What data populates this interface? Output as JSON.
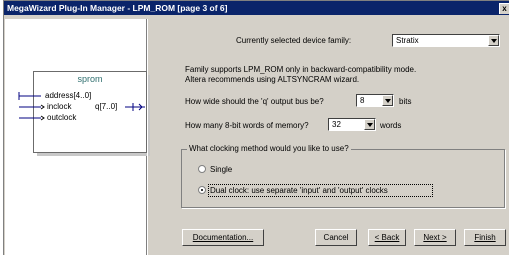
{
  "window": {
    "title": "MegaWizard Plug-In Manager - LPM_ROM [page 3 of 6]",
    "close_label": "x"
  },
  "symbol": {
    "name": "sprom",
    "pins_in": [
      "address[4..0]",
      "inclock",
      "outclock"
    ],
    "pin_out": "q[7..0]"
  },
  "device_family": {
    "label": "Currently selected device family:",
    "value": "Stratix"
  },
  "notice": [
    "Family supports LPM_ROM only in backward-compatibility mode.",
    "Altera recommends using ALTSYNCRAM wizard."
  ],
  "q_width": {
    "label": "How wide should the 'q' output bus be?",
    "value": "8",
    "unit": "bits"
  },
  "words": {
    "label": "How many 8-bit words of memory?",
    "value": "32",
    "unit": "words"
  },
  "clocking": {
    "title": "What clocking method would you like to use?",
    "options": [
      {
        "label": "Single",
        "selected": false
      },
      {
        "label": "Dual clock: use separate 'input' and 'output' clocks",
        "selected": true
      }
    ]
  },
  "buttons": {
    "documentation": "Documentation...",
    "cancel": "Cancel",
    "back": "< Back",
    "next": "Next >",
    "finish": "Finish"
  }
}
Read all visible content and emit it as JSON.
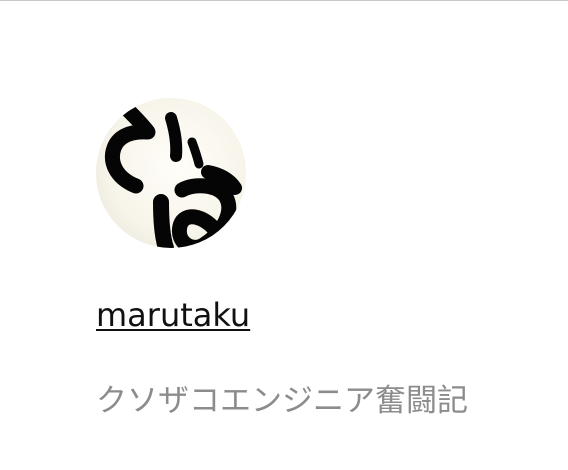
{
  "profile": {
    "avatar_icon": "handwritten-avatar-icon",
    "username": "marutaku",
    "tagline": "クソザコエンジニア奮闘記"
  },
  "colors": {
    "background": "#ffffff",
    "username_text": "#111111",
    "tagline_text": "#8c8c8c",
    "avatar_background": "#f7f5ee"
  }
}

* _Problem to work on_:
Report how many lines in the data include the word "What", and give nothing but the count.

* _Exercise answer_:
2